*EXERCISE DETAILS*
Keep every line where the word "LANE" appears; drop the rest.

*THE DATA*
○ ○ ○ ○

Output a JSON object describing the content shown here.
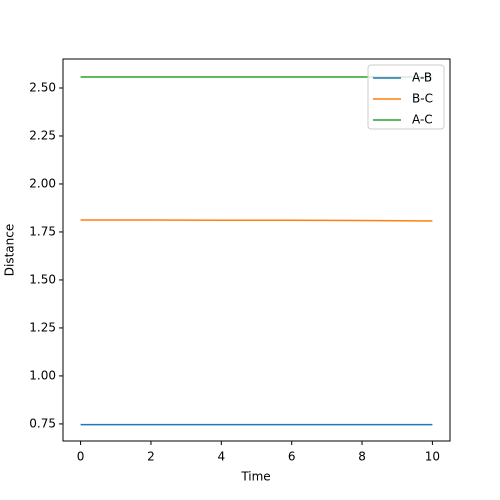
{
  "chart_data": {
    "type": "line",
    "xlabel": "Time",
    "ylabel": "Distance",
    "x": [
      0,
      2,
      4,
      6,
      8,
      10
    ],
    "series": [
      {
        "name": "A-B",
        "color": "#1f77b4",
        "values": [
          0.746,
          0.746,
          0.746,
          0.746,
          0.746,
          0.746
        ]
      },
      {
        "name": "B-C",
        "color": "#ff7f0e",
        "values": [
          1.812,
          1.812,
          1.811,
          1.811,
          1.81,
          1.807
        ]
      },
      {
        "name": "A-C",
        "color": "#2ca02c",
        "values": [
          2.557,
          2.557,
          2.557,
          2.557,
          2.557,
          2.557
        ]
      }
    ],
    "xlim": [
      -0.5,
      10.5
    ],
    "ylim": [
      0.661,
      2.651
    ],
    "xticks": [
      0,
      2,
      4,
      6,
      8,
      10
    ],
    "yticks": [
      0.75,
      {
        "value": 1.0,
        "label": "1.00"
      },
      1.25,
      {
        "value": 1.5,
        "label": "1.50"
      },
      1.75,
      {
        "value": 2.0,
        "label": "2.00"
      },
      2.25,
      {
        "value": 2.5,
        "label": "2.50"
      }
    ],
    "grid": false,
    "legend": "upper right"
  }
}
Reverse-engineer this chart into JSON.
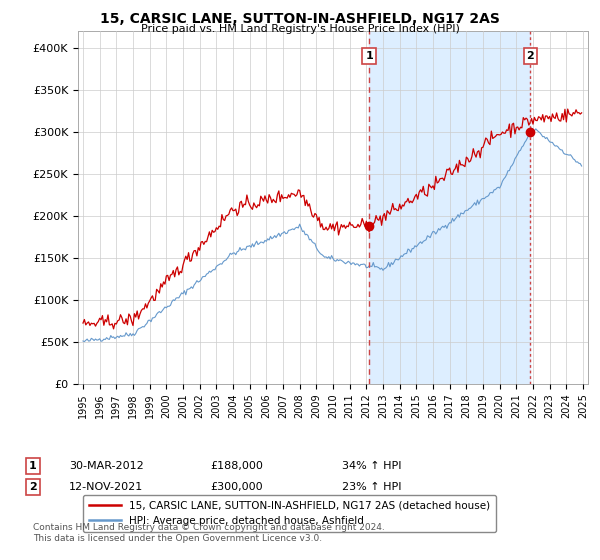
{
  "title": "15, CARSIC LANE, SUTTON-IN-ASHFIELD, NG17 2AS",
  "subtitle": "Price paid vs. HM Land Registry's House Price Index (HPI)",
  "ylim": [
    0,
    420000
  ],
  "yticks": [
    0,
    50000,
    100000,
    150000,
    200000,
    250000,
    300000,
    350000,
    400000
  ],
  "ytick_labels": [
    "£0",
    "£50K",
    "£100K",
    "£150K",
    "£200K",
    "£250K",
    "£300K",
    "£350K",
    "£400K"
  ],
  "legend_label_red": "15, CARSIC LANE, SUTTON-IN-ASHFIELD, NG17 2AS (detached house)",
  "legend_label_blue": "HPI: Average price, detached house, Ashfield",
  "transaction1_date": "30-MAR-2012",
  "transaction1_price": 188000,
  "transaction1_hpi": "34% ↑ HPI",
  "transaction2_date": "12-NOV-2021",
  "transaction2_price": 300000,
  "transaction2_hpi": "23% ↑ HPI",
  "footnote": "Contains HM Land Registry data © Crown copyright and database right 2024.\nThis data is licensed under the Open Government Licence v3.0.",
  "red_color": "#cc0000",
  "blue_color": "#6699cc",
  "shade_color": "#ddeeff",
  "background_color": "#ffffff",
  "grid_color": "#cccccc",
  "dashed_color": "#cc4444"
}
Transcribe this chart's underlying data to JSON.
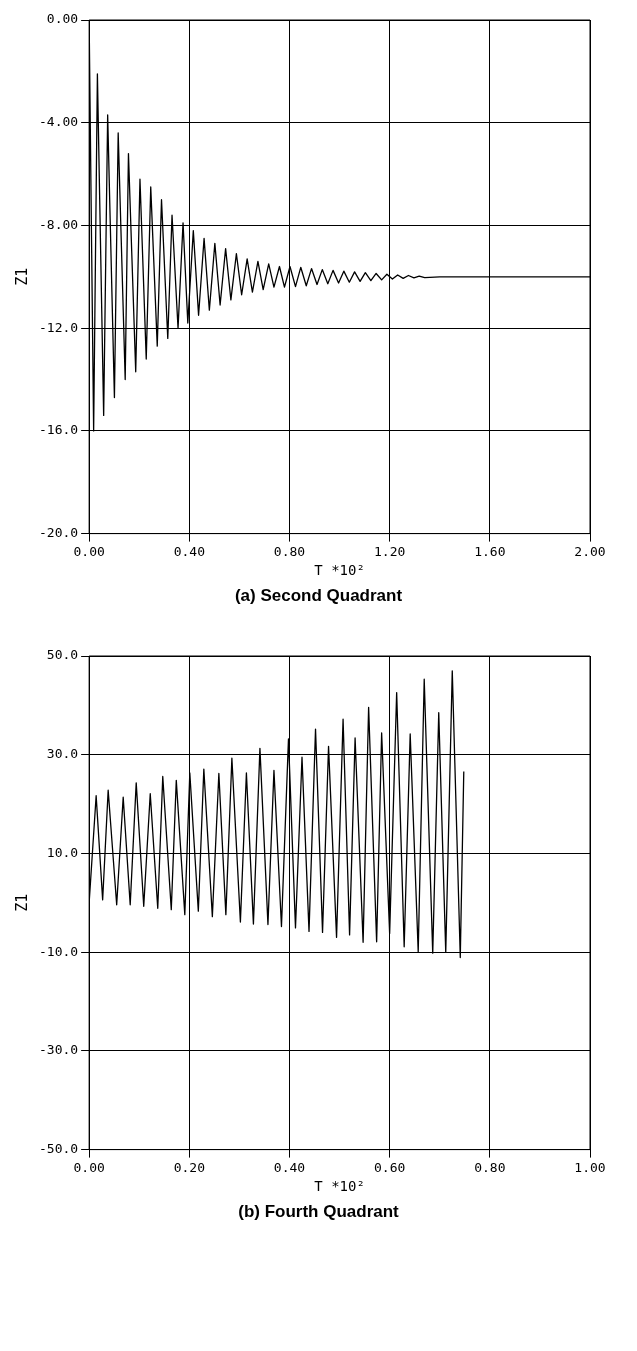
{
  "chart_data": [
    {
      "type": "line",
      "title": "(a) Second Quadrant",
      "xlabel": "T *10²",
      "ylabel": "Z1",
      "xlim": [
        0,
        2
      ],
      "xticks": [
        {
          "value": 0,
          "label": "0.00"
        },
        {
          "value": 0.4,
          "label": "0.40"
        },
        {
          "value": 0.8,
          "label": "0.80"
        },
        {
          "value": 1.2,
          "label": "1.20"
        },
        {
          "value": 1.6,
          "label": "1.60"
        },
        {
          "value": 2,
          "label": "2.00"
        }
      ],
      "ylim": [
        -20,
        0
      ],
      "yticks": [
        {
          "value": -20,
          "label": "-20.0"
        },
        {
          "value": -16,
          "label": "-16.0"
        },
        {
          "value": -12,
          "label": "-12.0"
        },
        {
          "value": -8,
          "label": "-8.00"
        },
        {
          "value": -4,
          "label": "-4.00"
        },
        {
          "value": 0,
          "label": "0.00"
        }
      ],
      "grid": true,
      "marker": "none",
      "line_style": "solid",
      "series": [
        {
          "color": "#000000",
          "x": [
            0,
            0.018,
            0.033,
            0.058,
            0.074,
            0.101,
            0.116,
            0.144,
            0.157,
            0.186,
            0.203,
            0.228,
            0.246,
            0.272,
            0.289,
            0.314,
            0.331,
            0.355,
            0.375,
            0.394,
            0.416,
            0.437,
            0.459,
            0.48,
            0.502,
            0.523,
            0.545,
            0.566,
            0.588,
            0.609,
            0.631,
            0.652,
            0.674,
            0.695,
            0.717,
            0.738,
            0.76,
            0.78,
            0.802,
            0.824,
            0.845,
            0.867,
            0.888,
            0.91,
            0.931,
            0.953,
            0.974,
            0.996,
            1.017,
            1.039,
            1.06,
            1.082,
            1.103,
            1.125,
            1.146,
            1.168,
            1.189,
            1.211,
            1.232,
            1.254,
            1.275,
            1.297,
            1.318,
            1.34,
            1.4,
            1.6,
            2.0
          ],
          "values": [
            0,
            -16.0,
            -2.1,
            -15.4,
            -3.7,
            -14.7,
            -4.4,
            -14.0,
            -5.2,
            -13.7,
            -6.2,
            -13.2,
            -6.5,
            -12.7,
            -7.0,
            -12.4,
            -7.6,
            -12.0,
            -7.9,
            -11.8,
            -8.2,
            -11.5,
            -8.5,
            -11.3,
            -8.7,
            -11.1,
            -8.9,
            -10.9,
            -9.1,
            -10.7,
            -9.3,
            -10.6,
            -9.4,
            -10.5,
            -9.5,
            -10.4,
            -9.6,
            -10.4,
            -9.6,
            -10.38,
            -9.63,
            -10.35,
            -9.68,
            -10.3,
            -9.72,
            -10.27,
            -9.75,
            -10.24,
            -9.78,
            -10.21,
            -9.81,
            -10.18,
            -9.84,
            -10.15,
            -9.87,
            -10.12,
            -9.9,
            -10.09,
            -9.93,
            -10.06,
            -9.95,
            -10.04,
            -9.97,
            -10.03,
            -10.0,
            -10.0,
            -10.0
          ]
        }
      ]
    },
    {
      "type": "line",
      "title": "(b) Fourth Quadrant",
      "xlabel": "T *10²",
      "ylabel": "Z1",
      "xlim": [
        0,
        1
      ],
      "xticks": [
        {
          "value": 0,
          "label": "0.00"
        },
        {
          "value": 0.2,
          "label": "0.20"
        },
        {
          "value": 0.4,
          "label": "0.40"
        },
        {
          "value": 0.6,
          "label": "0.60"
        },
        {
          "value": 0.8,
          "label": "0.80"
        },
        {
          "value": 1,
          "label": "1.00"
        }
      ],
      "ylim": [
        -50,
        50
      ],
      "yticks": [
        {
          "value": -50,
          "label": "-50.0"
        },
        {
          "value": -30,
          "label": "-30.0"
        },
        {
          "value": -10,
          "label": "-10.0"
        },
        {
          "value": 10,
          "label": "10.0"
        },
        {
          "value": 30,
          "label": "30.0"
        },
        {
          "value": 50,
          "label": "50.0"
        }
      ],
      "grid": true,
      "marker": "none",
      "line_style": "solid",
      "series": [
        {
          "color": "#000000",
          "x": [
            0,
            0.014,
            0.027,
            0.038,
            0.055,
            0.068,
            0.082,
            0.094,
            0.109,
            0.122,
            0.137,
            0.147,
            0.164,
            0.174,
            0.191,
            0.201,
            0.218,
            0.229,
            0.246,
            0.259,
            0.273,
            0.285,
            0.302,
            0.314,
            0.328,
            0.341,
            0.357,
            0.369,
            0.384,
            0.398,
            0.412,
            0.425,
            0.439,
            0.452,
            0.466,
            0.478,
            0.494,
            0.507,
            0.52,
            0.531,
            0.547,
            0.558,
            0.574,
            0.584,
            0.6,
            0.614,
            0.629,
            0.641,
            0.657,
            0.669,
            0.686,
            0.698,
            0.712,
            0.725,
            0.741,
            0.748
          ],
          "values": [
            0,
            21.7,
            0.6,
            22.8,
            -0.4,
            21.4,
            -0.4,
            24.3,
            -0.7,
            22.1,
            -1.1,
            25.6,
            -1.4,
            24.8,
            -2.4,
            26.3,
            -1.7,
            27.1,
            -2.8,
            26.2,
            -2.4,
            29.3,
            -3.9,
            26.3,
            -4.3,
            31.3,
            -4.4,
            26.8,
            -4.8,
            33.2,
            -5.1,
            29.5,
            -5.8,
            35.2,
            -6.0,
            31.7,
            -7.0,
            37.2,
            -6.5,
            33.4,
            -8.0,
            39.6,
            -7.9,
            34.4,
            -6.2,
            42.6,
            -8.9,
            34.2,
            -9.9,
            45.3,
            -10.2,
            38.5,
            -10.0,
            47.0,
            -11.1,
            26.6
          ]
        }
      ]
    }
  ]
}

○ ○ ○ ○

*SOLUTION TO THIS TASK*
  "title": "15, CARSIC LANE, SUTTON-IN-ASHFIELD, NG17 2AS",
  "legend_label_red": "15, CARSIC LANE, SUTTON-IN-ASHFIELD, NG17 2AS (detached house)",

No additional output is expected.